▶ Work required: Leaving out the pictures, transcribe all of the records faithfully.

▶ Material shown:
* Begin *

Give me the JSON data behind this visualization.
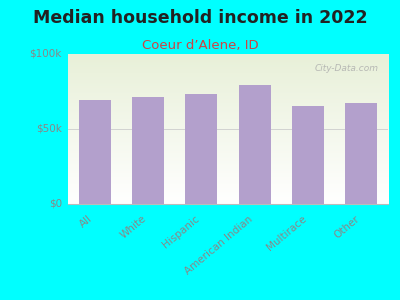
{
  "title": "Median household income in 2022",
  "subtitle": "Coeur d’Alene, ID",
  "categories": [
    "All",
    "White",
    "Hispanic",
    "American Indian",
    "Multirace",
    "Other"
  ],
  "values": [
    69000,
    71000,
    73000,
    79000,
    65000,
    67000
  ],
  "bar_color": "#b3a0cc",
  "background_color": "#00ffff",
  "plot_bg_color_top": "#e8f0d8",
  "plot_bg_color_bottom": "#ffffff",
  "title_color": "#222222",
  "subtitle_color": "#cc4444",
  "tick_color": "#888888",
  "ytick_labels": [
    "$0",
    "$50k",
    "$100k"
  ],
  "ytick_values": [
    0,
    50000,
    100000
  ],
  "ylim": [
    0,
    100000
  ],
  "watermark": "City-Data.com",
  "xlabel_rotation": 40,
  "title_fontsize": 12.5,
  "subtitle_fontsize": 9.5,
  "tick_fontsize": 7.5,
  "bar_width": 0.6
}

* End *

▶ Solution below:
Give me the JSON data behind this visualization.
{
  "title": "Median household income in 2022",
  "subtitle": "Coeur d’Alene, ID",
  "categories": [
    "All",
    "White",
    "Hispanic",
    "American Indian",
    "Multirace",
    "Other"
  ],
  "values": [
    69000,
    71000,
    73000,
    79000,
    65000,
    67000
  ],
  "bar_color": "#b3a0cc",
  "background_color": "#00ffff",
  "plot_bg_color_top": "#e8f0d8",
  "plot_bg_color_bottom": "#ffffff",
  "title_color": "#222222",
  "subtitle_color": "#cc4444",
  "tick_color": "#888888",
  "ytick_labels": [
    "$0",
    "$50k",
    "$100k"
  ],
  "ytick_values": [
    0,
    50000,
    100000
  ],
  "ylim": [
    0,
    100000
  ],
  "watermark": "City-Data.com",
  "xlabel_rotation": 40,
  "title_fontsize": 12.5,
  "subtitle_fontsize": 9.5,
  "tick_fontsize": 7.5,
  "bar_width": 0.6
}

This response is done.